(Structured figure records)
#####
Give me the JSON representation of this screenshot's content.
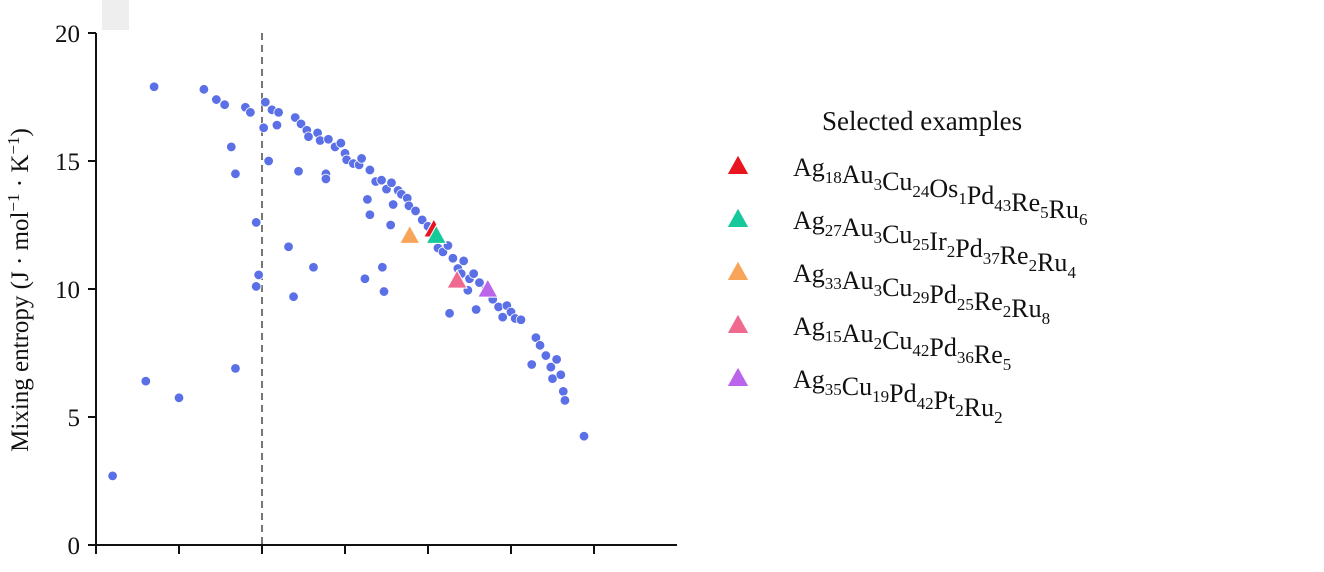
{
  "chart_data": {
    "type": "scatter",
    "title": "",
    "xlabel": "",
    "ylabel": "Mixing entropy (J · mol⁻¹ · K⁻¹)",
    "xlim": [
      -2,
      5
    ],
    "ylim": [
      0,
      20
    ],
    "y_ticks": [
      "0",
      "5",
      "10",
      "15",
      "20"
    ],
    "x_ticks_labeled": false,
    "reference_line": {
      "x": 0,
      "style": "dashed",
      "color": "#777777"
    },
    "point_color": "#5b6fe6",
    "series": [
      {
        "name": "",
        "marker": "circle",
        "color": "#5b6fe6",
        "points": [
          [
            -1.8,
            2.7
          ],
          [
            -1.4,
            6.4
          ],
          [
            -1.3,
            17.9
          ],
          [
            -1.0,
            5.75
          ],
          [
            -0.7,
            17.8
          ],
          [
            -0.55,
            17.4
          ],
          [
            -0.45,
            17.2
          ],
          [
            -0.37,
            15.55
          ],
          [
            -0.32,
            14.5
          ],
          [
            -0.32,
            6.9
          ],
          [
            -0.2,
            17.1
          ],
          [
            -0.14,
            16.9
          ],
          [
            -0.07,
            12.6
          ],
          [
            -0.07,
            10.1
          ],
          [
            -0.04,
            10.55
          ],
          [
            0.02,
            16.3
          ],
          [
            0.04,
            17.3
          ],
          [
            0.08,
            15.0
          ],
          [
            0.12,
            17.0
          ],
          [
            0.18,
            16.4
          ],
          [
            0.2,
            16.9
          ],
          [
            0.32,
            11.65
          ],
          [
            0.38,
            9.7
          ],
          [
            0.4,
            16.7
          ],
          [
            0.44,
            14.6
          ],
          [
            0.47,
            16.45
          ],
          [
            0.54,
            16.2
          ],
          [
            0.56,
            15.95
          ],
          [
            0.62,
            10.85
          ],
          [
            0.67,
            16.1
          ],
          [
            0.7,
            15.8
          ],
          [
            0.77,
            14.5
          ],
          [
            0.77,
            14.3
          ],
          [
            0.8,
            15.85
          ],
          [
            0.88,
            15.55
          ],
          [
            0.95,
            15.7
          ],
          [
            1.0,
            15.3
          ],
          [
            1.02,
            15.05
          ],
          [
            1.1,
            14.9
          ],
          [
            1.17,
            14.85
          ],
          [
            1.2,
            15.1
          ],
          [
            1.24,
            10.4
          ],
          [
            1.27,
            13.5
          ],
          [
            1.3,
            12.9
          ],
          [
            1.3,
            14.65
          ],
          [
            1.37,
            14.2
          ],
          [
            1.44,
            14.25
          ],
          [
            1.45,
            10.85
          ],
          [
            1.47,
            9.9
          ],
          [
            1.5,
            13.9
          ],
          [
            1.55,
            12.5
          ],
          [
            1.56,
            14.15
          ],
          [
            1.58,
            13.3
          ],
          [
            1.64,
            13.85
          ],
          [
            1.68,
            13.7
          ],
          [
            1.75,
            13.55
          ],
          [
            1.77,
            13.25
          ],
          [
            1.85,
            13.05
          ],
          [
            1.93,
            12.7
          ],
          [
            2.0,
            12.45
          ],
          [
            2.08,
            12.1
          ],
          [
            2.12,
            11.6
          ],
          [
            2.18,
            11.45
          ],
          [
            2.24,
            11.7
          ],
          [
            2.26,
            9.05
          ],
          [
            2.3,
            11.2
          ],
          [
            2.36,
            10.8
          ],
          [
            2.4,
            10.6
          ],
          [
            2.43,
            11.1
          ],
          [
            2.48,
            9.95
          ],
          [
            2.5,
            10.4
          ],
          [
            2.55,
            10.6
          ],
          [
            2.58,
            9.2
          ],
          [
            2.62,
            10.25
          ],
          [
            2.7,
            10.0
          ],
          [
            2.78,
            9.6
          ],
          [
            2.85,
            9.3
          ],
          [
            2.9,
            8.9
          ],
          [
            2.95,
            9.35
          ],
          [
            3.0,
            9.1
          ],
          [
            3.05,
            8.85
          ],
          [
            3.12,
            8.8
          ],
          [
            3.25,
            7.05
          ],
          [
            3.3,
            8.1
          ],
          [
            3.35,
            7.8
          ],
          [
            3.42,
            7.4
          ],
          [
            3.48,
            6.95
          ],
          [
            3.5,
            6.5
          ],
          [
            3.55,
            7.25
          ],
          [
            3.6,
            6.65
          ],
          [
            3.63,
            6.0
          ],
          [
            3.65,
            5.65
          ],
          [
            3.88,
            4.25
          ]
        ]
      },
      {
        "name": "Ag18Au3Cu24Os1Pd43Re5Ru6",
        "marker": "triangle",
        "color": "#e8141e",
        "points": [
          [
            2.07,
            12.3
          ]
        ]
      },
      {
        "name": "Ag27Au3Cu25Ir2Pd37Re2Ru4",
        "marker": "triangle",
        "color": "#16c99a",
        "points": [
          [
            2.1,
            12.05
          ]
        ]
      },
      {
        "name": "Ag33Au3Cu29Pd25Re2Ru8",
        "marker": "triangle",
        "color": "#f8a55a",
        "points": [
          [
            1.78,
            12.05
          ]
        ]
      },
      {
        "name": "Ag15Au2Cu42Pd36Re5",
        "marker": "triangle",
        "color": "#f06a90",
        "points": [
          [
            2.35,
            10.3
          ]
        ]
      },
      {
        "name": "Ag35Cu19Pd42Pt2Ru2",
        "marker": "triangle",
        "color": "#bb66ea",
        "points": [
          [
            2.72,
            9.95
          ]
        ]
      }
    ],
    "legend": {
      "title": "Selected examples",
      "placement": "right",
      "entries": [
        {
          "color": "#e8141e",
          "parts": [
            [
              "Ag",
              "18"
            ],
            [
              "Au",
              "3"
            ],
            [
              "Cu",
              "24"
            ],
            [
              "Os",
              "1"
            ],
            [
              "Pd",
              "43"
            ],
            [
              "Re",
              "5"
            ],
            [
              "Ru",
              "6"
            ]
          ]
        },
        {
          "color": "#16c99a",
          "parts": [
            [
              "Ag",
              "27"
            ],
            [
              "Au",
              "3"
            ],
            [
              "Cu",
              "25"
            ],
            [
              "Ir",
              "2"
            ],
            [
              "Pd",
              "37"
            ],
            [
              "Re",
              "2"
            ],
            [
              "Ru",
              "4"
            ]
          ]
        },
        {
          "color": "#f8a55a",
          "parts": [
            [
              "Ag",
              "33"
            ],
            [
              "Au",
              "3"
            ],
            [
              "Cu",
              "29"
            ],
            [
              "Pd",
              "25"
            ],
            [
              "Re",
              "2"
            ],
            [
              "Ru",
              "8"
            ]
          ]
        },
        {
          "color": "#f06a90",
          "parts": [
            [
              "Ag",
              "15"
            ],
            [
              "Au",
              "2"
            ],
            [
              "Cu",
              "42"
            ],
            [
              "Pd",
              "36"
            ],
            [
              "Re",
              "5"
            ]
          ]
        },
        {
          "color": "#bb66ea",
          "parts": [
            [
              "Ag",
              "35"
            ],
            [
              "Cu",
              "19"
            ],
            [
              "Pd",
              "42"
            ],
            [
              "Pt",
              "2"
            ],
            [
              "Ru",
              "2"
            ]
          ]
        }
      ]
    }
  }
}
#####
◆ WHAT THE TASK ASKS: Restate the whole of the material word for word without the pictures.

◆ SOLUTION TO THE PROBLEM:
Give me the JSON representation of this screenshot's content.
{
  "chart_data": {
    "type": "scatter",
    "title": "",
    "xlabel": "",
    "ylabel": "Mixing entropy (J · mol⁻¹ · K⁻¹)",
    "xlim": [
      -2,
      5
    ],
    "ylim": [
      0,
      20
    ],
    "y_ticks": [
      "0",
      "5",
      "10",
      "15",
      "20"
    ],
    "x_ticks_labeled": false,
    "reference_line": {
      "x": 0,
      "style": "dashed",
      "color": "#777777"
    },
    "point_color": "#5b6fe6",
    "series": [
      {
        "name": "",
        "marker": "circle",
        "color": "#5b6fe6",
        "points": [
          [
            -1.8,
            2.7
          ],
          [
            -1.4,
            6.4
          ],
          [
            -1.3,
            17.9
          ],
          [
            -1.0,
            5.75
          ],
          [
            -0.7,
            17.8
          ],
          [
            -0.55,
            17.4
          ],
          [
            -0.45,
            17.2
          ],
          [
            -0.37,
            15.55
          ],
          [
            -0.32,
            14.5
          ],
          [
            -0.32,
            6.9
          ],
          [
            -0.2,
            17.1
          ],
          [
            -0.14,
            16.9
          ],
          [
            -0.07,
            12.6
          ],
          [
            -0.07,
            10.1
          ],
          [
            -0.04,
            10.55
          ],
          [
            0.02,
            16.3
          ],
          [
            0.04,
            17.3
          ],
          [
            0.08,
            15.0
          ],
          [
            0.12,
            17.0
          ],
          [
            0.18,
            16.4
          ],
          [
            0.2,
            16.9
          ],
          [
            0.32,
            11.65
          ],
          [
            0.38,
            9.7
          ],
          [
            0.4,
            16.7
          ],
          [
            0.44,
            14.6
          ],
          [
            0.47,
            16.45
          ],
          [
            0.54,
            16.2
          ],
          [
            0.56,
            15.95
          ],
          [
            0.62,
            10.85
          ],
          [
            0.67,
            16.1
          ],
          [
            0.7,
            15.8
          ],
          [
            0.77,
            14.5
          ],
          [
            0.77,
            14.3
          ],
          [
            0.8,
            15.85
          ],
          [
            0.88,
            15.55
          ],
          [
            0.95,
            15.7
          ],
          [
            1.0,
            15.3
          ],
          [
            1.02,
            15.05
          ],
          [
            1.1,
            14.9
          ],
          [
            1.17,
            14.85
          ],
          [
            1.2,
            15.1
          ],
          [
            1.24,
            10.4
          ],
          [
            1.27,
            13.5
          ],
          [
            1.3,
            12.9
          ],
          [
            1.3,
            14.65
          ],
          [
            1.37,
            14.2
          ],
          [
            1.44,
            14.25
          ],
          [
            1.45,
            10.85
          ],
          [
            1.47,
            9.9
          ],
          [
            1.5,
            13.9
          ],
          [
            1.55,
            12.5
          ],
          [
            1.56,
            14.15
          ],
          [
            1.58,
            13.3
          ],
          [
            1.64,
            13.85
          ],
          [
            1.68,
            13.7
          ],
          [
            1.75,
            13.55
          ],
          [
            1.77,
            13.25
          ],
          [
            1.85,
            13.05
          ],
          [
            1.93,
            12.7
          ],
          [
            2.0,
            12.45
          ],
          [
            2.08,
            12.1
          ],
          [
            2.12,
            11.6
          ],
          [
            2.18,
            11.45
          ],
          [
            2.24,
            11.7
          ],
          [
            2.26,
            9.05
          ],
          [
            2.3,
            11.2
          ],
          [
            2.36,
            10.8
          ],
          [
            2.4,
            10.6
          ],
          [
            2.43,
            11.1
          ],
          [
            2.48,
            9.95
          ],
          [
            2.5,
            10.4
          ],
          [
            2.55,
            10.6
          ],
          [
            2.58,
            9.2
          ],
          [
            2.62,
            10.25
          ],
          [
            2.7,
            10.0
          ],
          [
            2.78,
            9.6
          ],
          [
            2.85,
            9.3
          ],
          [
            2.9,
            8.9
          ],
          [
            2.95,
            9.35
          ],
          [
            3.0,
            9.1
          ],
          [
            3.05,
            8.85
          ],
          [
            3.12,
            8.8
          ],
          [
            3.25,
            7.05
          ],
          [
            3.3,
            8.1
          ],
          [
            3.35,
            7.8
          ],
          [
            3.42,
            7.4
          ],
          [
            3.48,
            6.95
          ],
          [
            3.5,
            6.5
          ],
          [
            3.55,
            7.25
          ],
          [
            3.6,
            6.65
          ],
          [
            3.63,
            6.0
          ],
          [
            3.65,
            5.65
          ],
          [
            3.88,
            4.25
          ]
        ]
      },
      {
        "name": "Ag18Au3Cu24Os1Pd43Re5Ru6",
        "marker": "triangle",
        "color": "#e8141e",
        "points": [
          [
            2.07,
            12.3
          ]
        ]
      },
      {
        "name": "Ag27Au3Cu25Ir2Pd37Re2Ru4",
        "marker": "triangle",
        "color": "#16c99a",
        "points": [
          [
            2.1,
            12.05
          ]
        ]
      },
      {
        "name": "Ag33Au3Cu29Pd25Re2Ru8",
        "marker": "triangle",
        "color": "#f8a55a",
        "points": [
          [
            1.78,
            12.05
          ]
        ]
      },
      {
        "name": "Ag15Au2Cu42Pd36Re5",
        "marker": "triangle",
        "color": "#f06a90",
        "points": [
          [
            2.35,
            10.3
          ]
        ]
      },
      {
        "name": "Ag35Cu19Pd42Pt2Ru2",
        "marker": "triangle",
        "color": "#bb66ea",
        "points": [
          [
            2.72,
            9.95
          ]
        ]
      }
    ],
    "legend": {
      "title": "Selected examples",
      "placement": "right",
      "entries": [
        {
          "color": "#e8141e",
          "parts": [
            [
              "Ag",
              "18"
            ],
            [
              "Au",
              "3"
            ],
            [
              "Cu",
              "24"
            ],
            [
              "Os",
              "1"
            ],
            [
              "Pd",
              "43"
            ],
            [
              "Re",
              "5"
            ],
            [
              "Ru",
              "6"
            ]
          ]
        },
        {
          "color": "#16c99a",
          "parts": [
            [
              "Ag",
              "27"
            ],
            [
              "Au",
              "3"
            ],
            [
              "Cu",
              "25"
            ],
            [
              "Ir",
              "2"
            ],
            [
              "Pd",
              "37"
            ],
            [
              "Re",
              "2"
            ],
            [
              "Ru",
              "4"
            ]
          ]
        },
        {
          "color": "#f8a55a",
          "parts": [
            [
              "Ag",
              "33"
            ],
            [
              "Au",
              "3"
            ],
            [
              "Cu",
              "29"
            ],
            [
              "Pd",
              "25"
            ],
            [
              "Re",
              "2"
            ],
            [
              "Ru",
              "8"
            ]
          ]
        },
        {
          "color": "#f06a90",
          "parts": [
            [
              "Ag",
              "15"
            ],
            [
              "Au",
              "2"
            ],
            [
              "Cu",
              "42"
            ],
            [
              "Pd",
              "36"
            ],
            [
              "Re",
              "5"
            ]
          ]
        },
        {
          "color": "#bb66ea",
          "parts": [
            [
              "Ag",
              "35"
            ],
            [
              "Cu",
              "19"
            ],
            [
              "Pd",
              "42"
            ],
            [
              "Pt",
              "2"
            ],
            [
              "Ru",
              "2"
            ]
          ]
        }
      ]
    }
  }
}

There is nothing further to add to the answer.